Type every record exactly as it appears.

• [Records to use]

• • • • • • •

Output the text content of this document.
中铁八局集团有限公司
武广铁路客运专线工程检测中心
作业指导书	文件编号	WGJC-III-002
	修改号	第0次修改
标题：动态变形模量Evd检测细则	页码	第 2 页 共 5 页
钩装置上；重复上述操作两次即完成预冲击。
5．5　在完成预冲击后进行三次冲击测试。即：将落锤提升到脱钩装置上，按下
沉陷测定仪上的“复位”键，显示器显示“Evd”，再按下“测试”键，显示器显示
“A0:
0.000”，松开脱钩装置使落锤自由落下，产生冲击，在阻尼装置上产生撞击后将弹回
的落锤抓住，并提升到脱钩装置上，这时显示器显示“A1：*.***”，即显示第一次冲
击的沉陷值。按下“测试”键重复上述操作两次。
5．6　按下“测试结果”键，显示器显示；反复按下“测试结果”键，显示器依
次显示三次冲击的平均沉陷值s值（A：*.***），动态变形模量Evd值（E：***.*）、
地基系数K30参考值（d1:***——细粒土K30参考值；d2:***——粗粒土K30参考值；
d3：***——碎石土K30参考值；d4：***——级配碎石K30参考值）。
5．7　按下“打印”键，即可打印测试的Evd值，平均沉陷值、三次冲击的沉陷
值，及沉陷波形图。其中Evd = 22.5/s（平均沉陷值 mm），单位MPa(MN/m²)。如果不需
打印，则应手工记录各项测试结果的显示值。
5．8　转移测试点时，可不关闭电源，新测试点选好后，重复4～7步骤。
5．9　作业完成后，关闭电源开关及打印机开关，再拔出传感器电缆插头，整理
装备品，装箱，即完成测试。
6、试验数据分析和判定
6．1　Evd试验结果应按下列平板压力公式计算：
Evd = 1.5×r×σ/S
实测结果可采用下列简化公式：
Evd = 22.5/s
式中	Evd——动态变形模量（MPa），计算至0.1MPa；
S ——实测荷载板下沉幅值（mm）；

• • • • • • •

• [Task solution]
Output the text content of this document.
中铁八局集团有限公司
武广铁路客运专线工程检测中心
作业指导书	文件编号	WGJC-III-002
	修改号	第0次修改
标题：动态变形模量Evd检测细则	页码	第 2 页 共 5 页
钩装置上；重复上述操作两次即完成预冲击。
5．5　在完成预冲击后进行三次冲击测试。即：将落锤提升到脱钩装置上，按下
沉陷测定仪上的“复位”键，显示器显示“Evd”，再按下“测试”键，显示器显示
“A0:
0.000”，松开脱钩装置使落锤自由落下，产生冲击，在阻尼装置上产生撞击后将弹回
的落锤抓住，并提升到脱钩装置上，这时显示器显示“A1：*.***”，即显示第一次冲
击的沉陷值。按下“测试”键重复上述操作两次。
5．6　按下“测试结果”键，显示器显示；反复按下“测试结果”键，显示器依
次显示三次冲击的平均沉陷值s值（A：*.***），动态变形模量Evd值（E：***.*）、
地基系数K30参考值（d1:***——细粒土K30参考值；d2:***——粗粒土K30参考值；
d3：***——碎石土K30参考值；d4：***——级配碎石K30参考值）。
5．7　按下“打印”键，即可打印测试的Evd值，平均沉陷值、三次冲击的沉陷
值，及沉陷波形图。其中Evd = 22.5/s（平均沉陷值 mm），单位MPa(MN/m²)。如果不需
打印，则应手工记录各项测试结果的显示值。
5．8　转移测试点时，可不关闭电源，新测试点选好后，重复4～7步骤。
5．9　作业完成后，关闭电源开关及打印机开关，再拔出传感器电缆插头，整理
装备品，装箱，即完成测试。
6、试验数据分析和判定
6．1　Evd试验结果应按下列平板压力公式计算：
Evd = 1.5×r×σ/S
实测结果可采用下列简化公式：
Evd = 22.5/s
式中	Evd——动态变形模量（MPa），计算至0.1MPa；
S ——实测荷载板下沉幅值（mm）；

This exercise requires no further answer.